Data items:
_____

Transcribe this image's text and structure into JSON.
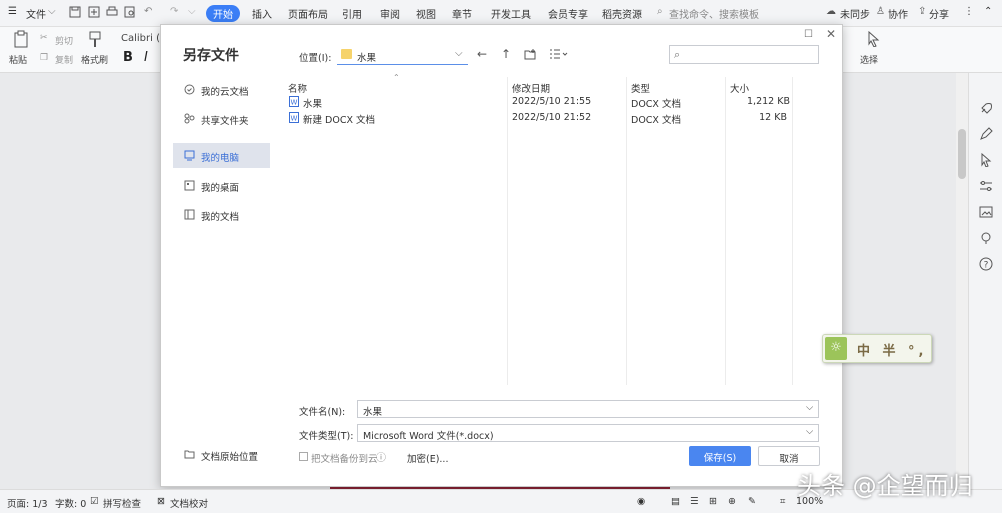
{
  "menubar": {
    "file": "文件",
    "tabs": [
      "开始",
      "插入",
      "页面布局",
      "引用",
      "审阅",
      "视图",
      "章节",
      "开发工具",
      "会员专享",
      "稻壳资源"
    ],
    "search_placeholder": "查找命令、搜索模板",
    "sync": "未同步",
    "collab": "协作",
    "share": "分享"
  },
  "ribbon": {
    "paste": "粘贴",
    "cut": "剪切",
    "copy": "复制",
    "format_painter": "格式刷",
    "font_name": "Calibri (",
    "bold": "B",
    "italic": "I",
    "select": "选择"
  },
  "dialog": {
    "title": "另存文件",
    "location_label": "位置(I):",
    "location_value": "水果",
    "nav": [
      {
        "label": "我的云文档"
      },
      {
        "label": "共享文件夹"
      },
      {
        "label": "我的电脑"
      },
      {
        "label": "我的桌面"
      },
      {
        "label": "我的文档"
      }
    ],
    "nav_bottom": "文档原始位置",
    "columns": [
      "名称",
      "修改日期",
      "类型",
      "大小"
    ],
    "files": [
      {
        "name": "水果",
        "date": "2022/5/10 21:55",
        "type": "DOCX 文档",
        "size": "1,212 KB"
      },
      {
        "name": "新建 DOCX 文档",
        "date": "2022/5/10 21:52",
        "type": "DOCX 文档",
        "size": "12 KB"
      }
    ],
    "filename_label": "文件名(N):",
    "filename_value": "水果",
    "filetype_label": "文件类型(T):",
    "filetype_value": "Microsoft Word 文件(*.docx)",
    "backup_label": "把文档备份到云",
    "encrypt_label": "加密(E)...",
    "save_label": "保存(S)",
    "cancel_label": "取消"
  },
  "statusbar": {
    "page": "页面: 1/3",
    "words": "字数: 0",
    "spell": "拼写检查",
    "proof": "文档校对",
    "zoom": "100%"
  },
  "ime": {
    "chars": "中 半 °,"
  },
  "watermark": "头条 @企望而归",
  "colors": {
    "accent": "#3b7ef6",
    "save_button": "#4a86f0"
  }
}
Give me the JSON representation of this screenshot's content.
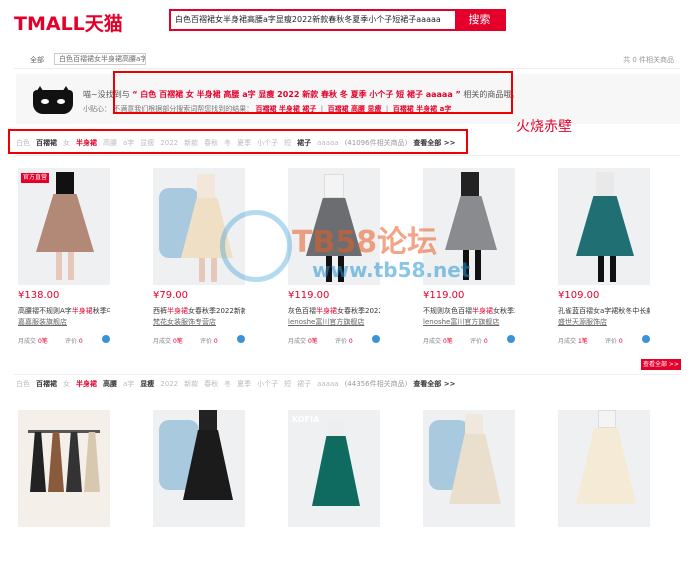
{
  "header": {
    "logo": "TMALL天猫",
    "search_value": "白色百褶裙女半身裙高腰a字显瘦2022新款春秋冬夏季小个子短裙子aaaaa",
    "search_button": "搜索"
  },
  "crumb": {
    "all": "全部",
    "box": "白色百褶裙女半身裙高腰a字",
    "pager": "共 0 件相关商品"
  },
  "tip": {
    "line1_prefix": "喵~没找到与",
    "line1_query": "“ 白色 百褶裙 女 半身裙 高腰 a字 显瘦 2022 新款 春秋 冬 夏季 小个子 短 裙子 aaaaa ”",
    "line1_suffix": "相关的商品哦。",
    "line2_prefix": "小贴心：",
    "line2_text": "不满意我们根据部分搜索词帮您找到的结果：",
    "r1": "百褶裙 半身裙 裙子",
    "r2": "百褶裙 高腰 显瘦",
    "r3": "百褶裙 半身裙 a字"
  },
  "annotation": "火烧赤壁",
  "watermark": {
    "line1": "TB58论坛",
    "line2": "www.tb58.net"
  },
  "row1": {
    "kws": [
      {
        "t": "白色",
        "c": ""
      },
      {
        "t": "百褶裙",
        "c": "h"
      },
      {
        "t": "女",
        "c": ""
      },
      {
        "t": "半身裙",
        "c": "r"
      },
      {
        "t": "高腰",
        "c": ""
      },
      {
        "t": "a字",
        "c": ""
      },
      {
        "t": "显瘦",
        "c": ""
      },
      {
        "t": "2022",
        "c": ""
      },
      {
        "t": "新款",
        "c": ""
      },
      {
        "t": "春秋",
        "c": ""
      },
      {
        "t": "冬",
        "c": ""
      },
      {
        "t": "夏季",
        "c": ""
      },
      {
        "t": "小个子",
        "c": ""
      },
      {
        "t": "短",
        "c": ""
      },
      {
        "t": "裙子",
        "c": "h"
      },
      {
        "t": "aaaaa",
        "c": ""
      },
      {
        "t": "(41096件相关商品)",
        "c": "g"
      },
      {
        "t": "查看全部 >>",
        "c": "h"
      }
    ]
  },
  "products1": [
    {
      "price": "¥138.00",
      "t1": "高腰褶不规则A字",
      "hl": "半身裙",
      "t2": "秋季中长款",
      "shop": "嘉嘉服装旗舰店",
      "sales_label": "月成交",
      "sales": "0笔",
      "rev_label": "评价",
      "rev": "0",
      "badge": "官方直营"
    },
    {
      "price": "¥79.00",
      "t1": "西裤",
      "hl": "半身裙",
      "t2": "女春秋季2022新款百褶",
      "shop": "梵花女装服饰专营店",
      "sales_label": "月成交",
      "sales": "0笔",
      "rev_label": "评价",
      "rev": "0"
    },
    {
      "price": "¥119.00",
      "t1": "灰色百褶",
      "hl": "半身裙",
      "t2": "女春秋季2022新款半",
      "shop": "lenoshe富川官方旗舰店",
      "sales_label": "月成交",
      "sales": "0笔",
      "rev_label": "评价",
      "rev": "0"
    },
    {
      "price": "¥119.00",
      "t1": "不规则灰色百褶",
      "hl": "半身裙",
      "t2": "女秋季2022新款",
      "shop": "lenoshe富川官方旗舰店",
      "sales_label": "月成交",
      "sales": "0笔",
      "rev_label": "评价",
      "rev": "0"
    },
    {
      "price": "¥109.00",
      "t1": "孔雀蓝百褶",
      "hl": "",
      "t2": "女a字裙秋冬中长款2022新款",
      "shop": "盛世天源服饰店",
      "sales_label": "月成交",
      "sales": "1笔",
      "rev_label": "评价",
      "rev": "0"
    }
  ],
  "more_button": "查看全部 >>",
  "row2": {
    "kws": [
      {
        "t": "白色",
        "c": ""
      },
      {
        "t": "百褶裙",
        "c": "h"
      },
      {
        "t": "女",
        "c": ""
      },
      {
        "t": "半身裙",
        "c": "r"
      },
      {
        "t": "高腰",
        "c": "h"
      },
      {
        "t": "a字",
        "c": ""
      },
      {
        "t": "显瘦",
        "c": "h"
      },
      {
        "t": "2022",
        "c": ""
      },
      {
        "t": "新款",
        "c": ""
      },
      {
        "t": "春秋",
        "c": ""
      },
      {
        "t": "冬",
        "c": ""
      },
      {
        "t": "夏季",
        "c": ""
      },
      {
        "t": "小个子",
        "c": ""
      },
      {
        "t": "短",
        "c": ""
      },
      {
        "t": "裙子",
        "c": ""
      },
      {
        "t": "aaaaa",
        "c": ""
      },
      {
        "t": "(44356件相关商品)",
        "c": "g"
      },
      {
        "t": "查看全部 >>",
        "c": "h"
      }
    ]
  },
  "products2_label": "KOFIA"
}
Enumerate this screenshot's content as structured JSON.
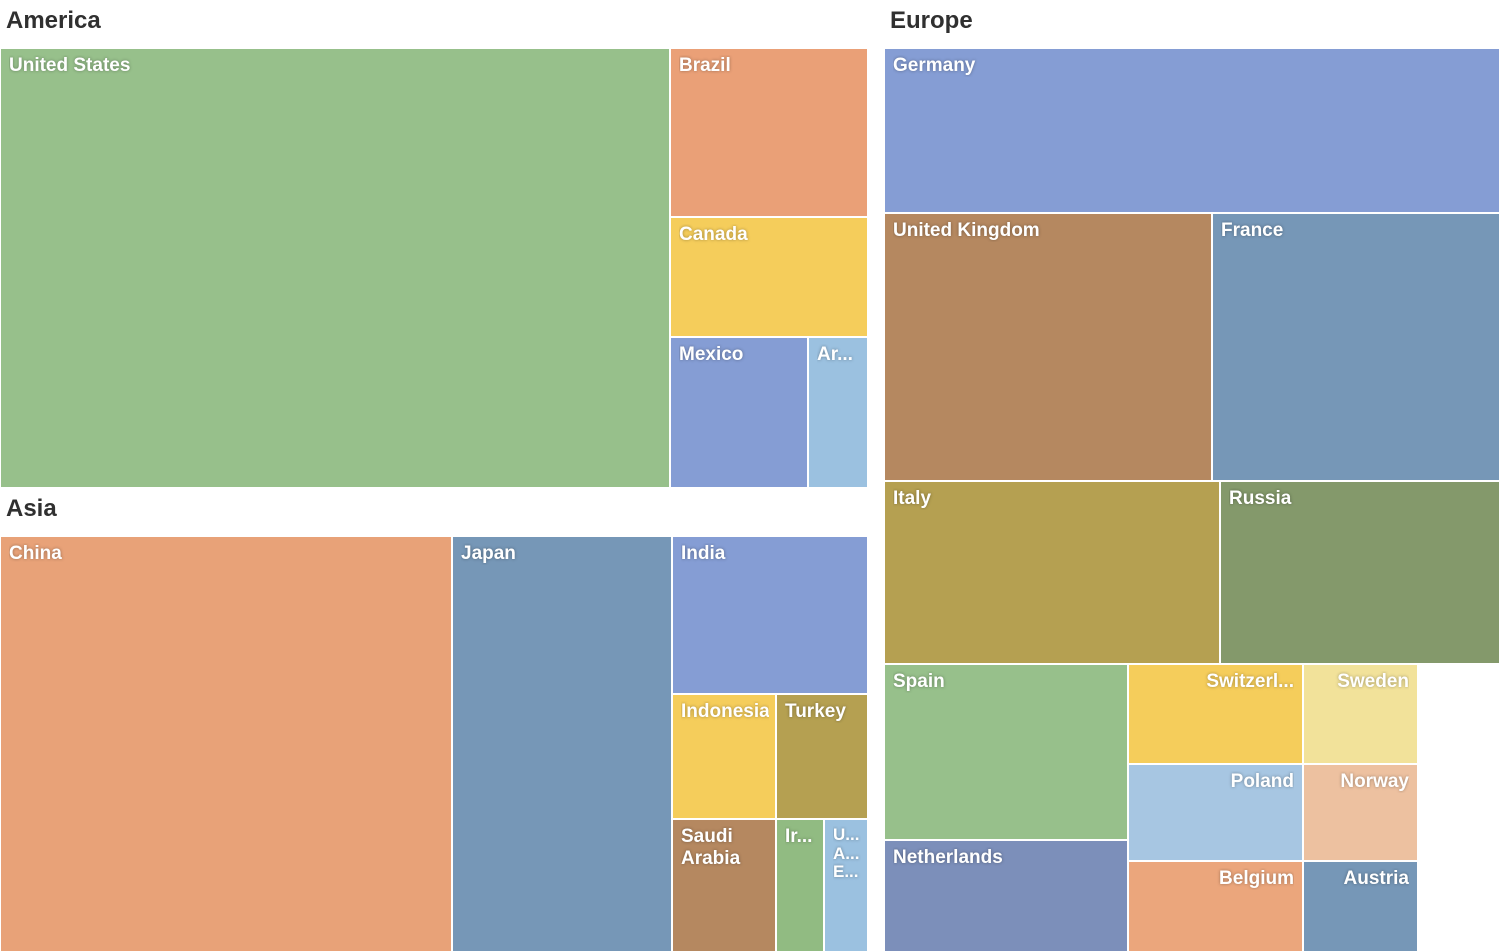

_____

■ **JOB**
Without the pictures, retype the whole of the material above exactly.

■ **PROBLEM SOLUTION**
Transcribe this image's text and structure into JSON.
{
  "menubar": {
    "file": "文件",
    "tabs": [
      "开始",
      "插入",
      "页面布局",
      "引用",
      "审阅",
      "视图",
      "章节",
      "开发工具",
      "会员专享",
      "稻壳资源"
    ],
    "search_placeholder": "查找命令、搜索模板",
    "sync": "未同步",
    "collab": "协作",
    "share": "分享"
  },
  "ribbon": {
    "paste": "粘贴",
    "cut": "剪切",
    "copy": "复制",
    "format_painter": "格式刷",
    "font_name": "Calibri (",
    "bold": "B",
    "italic": "I",
    "select": "选择"
  },
  "dialog": {
    "title": "另存文件",
    "location_label": "位置(I):",
    "location_value": "水果",
    "nav": [
      {
        "label": "我的云文档"
      },
      {
        "label": "共享文件夹"
      },
      {
        "label": "我的电脑"
      },
      {
        "label": "我的桌面"
      },
      {
        "label": "我的文档"
      }
    ],
    "nav_bottom": "文档原始位置",
    "columns": [
      "名称",
      "修改日期",
      "类型",
      "大小"
    ],
    "files": [
      {
        "name": "水果",
        "date": "2022/5/10 21:55",
        "type": "DOCX 文档",
        "size": "1,212 KB"
      },
      {
        "name": "新建 DOCX 文档",
        "date": "2022/5/10 21:52",
        "type": "DOCX 文档",
        "size": "12 KB"
      }
    ],
    "filename_label": "文件名(N):",
    "filename_value": "水果",
    "filetype_label": "文件类型(T):",
    "filetype_value": "Microsoft Word 文件(*.docx)",
    "backup_label": "把文档备份到云",
    "encrypt_label": "加密(E)...",
    "save_label": "保存(S)",
    "cancel_label": "取消"
  },
  "statusbar": {
    "page": "页面: 1/3",
    "words": "字数: 0",
    "spell": "拼写检查",
    "proof": "文档校对",
    "zoom": "100%"
  },
  "ime": {
    "chars": "中 半 °,"
  },
  "watermark": "头条 @企望而归",
  "colors": {
    "accent": "#3b7ef6",
    "save_button": "#4a86f0"
  }
}
Give me the JSON representation of this screenshot's content.
{
  "header": {
    "logo": "TMALL天猫",
    "search_value": "白色百褶裙女半身裙高腰a字显瘦2022新款春秋冬夏季小个子短裙子aaaaa",
    "search_button": "搜索"
  },
  "crumb": {
    "all": "全部",
    "box": "白色百褶裙女半身裙高腰a字",
    "pager": "共 0 件相关商品"
  },
  "tip": {
    "line1_prefix": "喵~没找到与",
    "line1_query": "“ 白色 百褶裙 女 半身裙 高腰 a字 显瘦 2022 新款 春秋 冬 夏季 小个子 短 裙子 aaaaa ”",
    "line1_suffix": "相关的商品哦。",
    "line2_prefix": "小贴心：",
    "line2_text": "不满意我们根据部分搜索词帮您找到的结果：",
    "r1": "百褶裙 半身裙 裙子",
    "r2": "百褶裙 高腰 显瘦",
    "r3": "百褶裙 半身裙 a字"
  },
  "annotation": "火烧赤壁",
  "watermark": {
    "line1": "TB58论坛",
    "line2": "www.tb58.net"
  },
  "row1": {
    "kws": [
      {
        "t": "白色",
        "c": ""
      },
      {
        "t": "百褶裙",
        "c": "h"
      },
      {
        "t": "女",
        "c": ""
      },
      {
        "t": "半身裙",
        "c": "r"
      },
      {
        "t": "高腰",
        "c": ""
      },
      {
        "t": "a字",
        "c": ""
      },
      {
        "t": "显瘦",
        "c": ""
      },
      {
        "t": "2022",
        "c": ""
      },
      {
        "t": "新款",
        "c": ""
      },
      {
        "t": "春秋",
        "c": ""
      },
      {
        "t": "冬",
        "c": ""
      },
      {
        "t": "夏季",
        "c": ""
      },
      {
        "t": "小个子",
        "c": ""
      },
      {
        "t": "短",
        "c": ""
      },
      {
        "t": "裙子",
        "c": "h"
      },
      {
        "t": "aaaaa",
        "c": ""
      },
      {
        "t": "(41096件相关商品)",
        "c": "g"
      },
      {
        "t": "查看全部 >>",
        "c": "h"
      }
    ]
  },
  "products1": [
    {
      "price": "¥138.00",
      "t1": "高腰褶不规则A字",
      "hl": "半身裙",
      "t2": "秋季中长款",
      "shop": "嘉嘉服装旗舰店",
      "sales_label": "月成交",
      "sales": "0笔",
      "rev_label": "评价",
      "rev": "0",
      "badge": "官方直营"
    },
    {
      "price": "¥79.00",
      "t1": "西裤",
      "hl": "半身裙",
      "t2": "女春秋季2022新款百褶",
      "shop": "梵花女装服饰专营店",
      "sales_label": "月成交",
      "sales": "0笔",
      "rev_label": "评价",
      "rev": "0"
    },
    {
      "price": "¥119.00",
      "t1": "灰色百褶",
      "hl": "半身裙",
      "t2": "女春秋季2022新款半",
      "shop": "lenoshe富川官方旗舰店",
      "sales_label": "月成交",
      "sales": "0笔",
      "rev_label": "评价",
      "rev": "0"
    },
    {
      "price": "¥119.00",
      "t1": "不规则灰色百褶",
      "hl": "半身裙",
      "t2": "女秋季2022新款",
      "shop": "lenoshe富川官方旗舰店",
      "sales_label": "月成交",
      "sales": "0笔",
      "rev_label": "评价",
      "rev": "0"
    },
    {
      "price": "¥109.00",
      "t1": "孔雀蓝百褶",
      "hl": "",
      "t2": "女a字裙秋冬中长款2022新款",
      "shop": "盛世天源服饰店",
      "sales_label": "月成交",
      "sales": "1笔",
      "rev_label": "评价",
      "rev": "0"
    }
  ],
  "more_button": "查看全部 >>",
  "row2": {
    "kws": [
      {
        "t": "白色",
        "c": ""
      },
      {
        "t": "百褶裙",
        "c": "h"
      },
      {
        "t": "女",
        "c": ""
      },
      {
        "t": "半身裙",
        "c": "r"
      },
      {
        "t": "高腰",
        "c": "h"
      },
      {
        "t": "a字",
        "c": ""
      },
      {
        "t": "显瘦",
        "c": "h"
      },
      {
        "t": "2022",
        "c": ""
      },
      {
        "t": "新款",
        "c": ""
      },
      {
        "t": "春秋",
        "c": ""
      },
      {
        "t": "冬",
        "c": ""
      },
      {
        "t": "夏季",
        "c": ""
      },
      {
        "t": "小个子",
        "c": ""
      },
      {
        "t": "短",
        "c": ""
      },
      {
        "t": "裙子",
        "c": ""
      },
      {
        "t": "aaaaa",
        "c": ""
      },
      {
        "t": "(44356件相关商品)",
        "c": "g"
      },
      {
        "t": "查看全部 >>",
        "c": "h"
      }
    ]
  },
  "products2_label": "KOFIA"
}
Enumerate this screenshot's content as structured JSON.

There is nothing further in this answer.